Dataset records:
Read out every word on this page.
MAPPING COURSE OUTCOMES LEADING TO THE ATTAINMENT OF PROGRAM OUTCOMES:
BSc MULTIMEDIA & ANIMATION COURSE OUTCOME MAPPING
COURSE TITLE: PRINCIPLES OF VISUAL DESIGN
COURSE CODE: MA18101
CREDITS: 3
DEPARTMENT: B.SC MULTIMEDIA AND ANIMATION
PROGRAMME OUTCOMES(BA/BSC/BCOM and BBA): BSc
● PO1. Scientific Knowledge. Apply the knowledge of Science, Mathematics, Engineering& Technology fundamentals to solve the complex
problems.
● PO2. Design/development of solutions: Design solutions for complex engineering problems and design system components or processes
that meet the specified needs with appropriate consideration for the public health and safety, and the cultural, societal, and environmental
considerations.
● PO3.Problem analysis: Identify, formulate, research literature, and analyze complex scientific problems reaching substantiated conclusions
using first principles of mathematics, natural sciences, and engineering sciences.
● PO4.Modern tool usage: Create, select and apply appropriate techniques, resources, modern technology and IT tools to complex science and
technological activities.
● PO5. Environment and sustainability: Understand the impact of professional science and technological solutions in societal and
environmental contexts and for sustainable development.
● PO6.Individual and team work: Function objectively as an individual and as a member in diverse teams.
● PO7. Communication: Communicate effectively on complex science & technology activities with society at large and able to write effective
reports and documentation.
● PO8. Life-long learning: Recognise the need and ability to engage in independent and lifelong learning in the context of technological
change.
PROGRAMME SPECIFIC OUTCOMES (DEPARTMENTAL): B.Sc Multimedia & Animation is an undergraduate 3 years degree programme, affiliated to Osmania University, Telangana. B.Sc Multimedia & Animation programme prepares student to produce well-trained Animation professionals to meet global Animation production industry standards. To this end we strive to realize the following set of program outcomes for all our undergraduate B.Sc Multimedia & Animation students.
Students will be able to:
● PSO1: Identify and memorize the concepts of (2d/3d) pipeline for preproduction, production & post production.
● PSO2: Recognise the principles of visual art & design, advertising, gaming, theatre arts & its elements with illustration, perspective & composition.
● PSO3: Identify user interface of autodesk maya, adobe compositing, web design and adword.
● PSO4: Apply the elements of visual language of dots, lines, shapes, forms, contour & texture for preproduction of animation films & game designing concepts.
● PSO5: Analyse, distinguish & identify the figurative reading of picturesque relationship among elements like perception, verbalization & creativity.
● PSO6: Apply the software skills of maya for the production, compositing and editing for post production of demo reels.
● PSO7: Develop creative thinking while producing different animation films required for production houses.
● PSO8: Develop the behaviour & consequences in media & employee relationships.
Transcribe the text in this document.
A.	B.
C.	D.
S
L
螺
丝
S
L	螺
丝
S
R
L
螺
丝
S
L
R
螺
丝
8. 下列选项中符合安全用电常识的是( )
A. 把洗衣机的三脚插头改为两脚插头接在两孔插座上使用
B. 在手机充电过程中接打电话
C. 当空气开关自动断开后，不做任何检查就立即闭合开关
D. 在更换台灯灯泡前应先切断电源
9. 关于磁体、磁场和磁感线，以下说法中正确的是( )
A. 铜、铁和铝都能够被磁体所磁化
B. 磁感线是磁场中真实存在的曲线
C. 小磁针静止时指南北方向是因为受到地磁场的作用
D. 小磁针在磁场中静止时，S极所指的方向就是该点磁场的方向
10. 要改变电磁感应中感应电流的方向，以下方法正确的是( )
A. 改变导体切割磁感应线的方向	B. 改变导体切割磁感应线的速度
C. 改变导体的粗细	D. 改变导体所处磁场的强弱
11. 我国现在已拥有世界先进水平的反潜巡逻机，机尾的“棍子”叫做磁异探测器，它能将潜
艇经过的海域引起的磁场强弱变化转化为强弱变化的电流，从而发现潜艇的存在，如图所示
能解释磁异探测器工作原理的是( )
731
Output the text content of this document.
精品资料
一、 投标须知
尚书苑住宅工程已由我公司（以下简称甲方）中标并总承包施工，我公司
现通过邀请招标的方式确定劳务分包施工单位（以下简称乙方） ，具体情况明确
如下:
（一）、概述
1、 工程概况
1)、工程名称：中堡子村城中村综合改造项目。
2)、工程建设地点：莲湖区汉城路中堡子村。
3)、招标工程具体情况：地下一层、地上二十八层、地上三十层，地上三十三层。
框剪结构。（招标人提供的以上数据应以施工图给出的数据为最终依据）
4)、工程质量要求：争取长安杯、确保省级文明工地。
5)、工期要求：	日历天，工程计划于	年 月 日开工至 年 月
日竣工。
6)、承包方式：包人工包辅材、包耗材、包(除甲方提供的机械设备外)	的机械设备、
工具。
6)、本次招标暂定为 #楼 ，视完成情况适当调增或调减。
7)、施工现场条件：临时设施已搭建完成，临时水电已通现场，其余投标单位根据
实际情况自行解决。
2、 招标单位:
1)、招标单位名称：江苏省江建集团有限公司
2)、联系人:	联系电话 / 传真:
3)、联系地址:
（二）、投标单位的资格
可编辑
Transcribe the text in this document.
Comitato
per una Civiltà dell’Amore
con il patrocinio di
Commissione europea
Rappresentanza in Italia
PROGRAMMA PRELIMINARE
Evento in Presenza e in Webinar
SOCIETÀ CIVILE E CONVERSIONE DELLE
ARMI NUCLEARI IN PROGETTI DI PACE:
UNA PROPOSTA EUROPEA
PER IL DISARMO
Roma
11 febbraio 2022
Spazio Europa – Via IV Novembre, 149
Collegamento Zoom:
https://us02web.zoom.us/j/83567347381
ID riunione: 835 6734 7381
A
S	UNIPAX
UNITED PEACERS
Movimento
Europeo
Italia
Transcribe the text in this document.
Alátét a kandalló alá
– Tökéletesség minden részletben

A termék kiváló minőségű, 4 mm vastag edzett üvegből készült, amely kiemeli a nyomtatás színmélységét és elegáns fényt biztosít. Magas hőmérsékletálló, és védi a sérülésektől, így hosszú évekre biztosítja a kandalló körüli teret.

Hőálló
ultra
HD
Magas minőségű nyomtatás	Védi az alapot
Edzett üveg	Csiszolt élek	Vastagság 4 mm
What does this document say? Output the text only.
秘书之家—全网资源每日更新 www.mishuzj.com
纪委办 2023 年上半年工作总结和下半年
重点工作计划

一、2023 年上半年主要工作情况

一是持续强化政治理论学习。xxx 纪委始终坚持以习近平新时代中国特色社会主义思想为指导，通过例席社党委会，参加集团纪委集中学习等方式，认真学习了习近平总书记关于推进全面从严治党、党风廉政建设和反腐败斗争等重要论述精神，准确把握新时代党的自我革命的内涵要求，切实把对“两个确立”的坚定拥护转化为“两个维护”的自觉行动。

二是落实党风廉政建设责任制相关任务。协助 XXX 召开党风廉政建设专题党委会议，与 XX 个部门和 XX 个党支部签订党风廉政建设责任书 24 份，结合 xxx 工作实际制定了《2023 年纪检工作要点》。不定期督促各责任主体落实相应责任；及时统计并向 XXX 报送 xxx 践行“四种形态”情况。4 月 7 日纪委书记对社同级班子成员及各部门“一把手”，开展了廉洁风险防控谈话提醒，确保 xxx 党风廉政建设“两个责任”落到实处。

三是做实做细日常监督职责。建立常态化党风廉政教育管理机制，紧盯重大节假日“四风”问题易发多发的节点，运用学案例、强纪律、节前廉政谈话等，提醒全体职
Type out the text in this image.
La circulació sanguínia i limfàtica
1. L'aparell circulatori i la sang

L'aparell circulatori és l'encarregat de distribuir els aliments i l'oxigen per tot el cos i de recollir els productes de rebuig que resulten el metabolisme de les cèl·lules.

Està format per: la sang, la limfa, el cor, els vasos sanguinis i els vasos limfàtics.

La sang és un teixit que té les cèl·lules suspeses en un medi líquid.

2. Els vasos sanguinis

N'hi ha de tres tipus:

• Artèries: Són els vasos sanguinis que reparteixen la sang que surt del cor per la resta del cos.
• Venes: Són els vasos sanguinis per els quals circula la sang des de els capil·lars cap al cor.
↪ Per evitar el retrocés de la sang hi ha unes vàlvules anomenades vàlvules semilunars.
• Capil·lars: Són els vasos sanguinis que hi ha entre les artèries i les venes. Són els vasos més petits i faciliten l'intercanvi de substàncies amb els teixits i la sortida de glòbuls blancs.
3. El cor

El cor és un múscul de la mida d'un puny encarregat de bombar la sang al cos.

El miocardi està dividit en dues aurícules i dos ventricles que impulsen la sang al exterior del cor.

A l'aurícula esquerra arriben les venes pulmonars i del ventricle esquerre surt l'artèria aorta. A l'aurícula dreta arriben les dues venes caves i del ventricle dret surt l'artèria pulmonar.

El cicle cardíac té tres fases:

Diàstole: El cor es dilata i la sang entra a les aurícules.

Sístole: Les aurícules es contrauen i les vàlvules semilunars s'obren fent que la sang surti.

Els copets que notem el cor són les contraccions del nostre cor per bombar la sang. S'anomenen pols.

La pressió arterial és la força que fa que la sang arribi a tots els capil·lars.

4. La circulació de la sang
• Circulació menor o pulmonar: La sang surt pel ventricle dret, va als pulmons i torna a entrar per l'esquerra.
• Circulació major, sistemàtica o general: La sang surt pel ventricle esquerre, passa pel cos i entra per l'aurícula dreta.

Task requirements:
Go through the records above, find every line with the word "technological", and list those lines.

Result of this exercise:
technological activities.
● PO5. Environment and sustainability: Understand the impact of professional science and technological solutions in societal and
● PO8. Life-long learning: Recognise the need and ability to engage in independent and lifelong learning in the context of technological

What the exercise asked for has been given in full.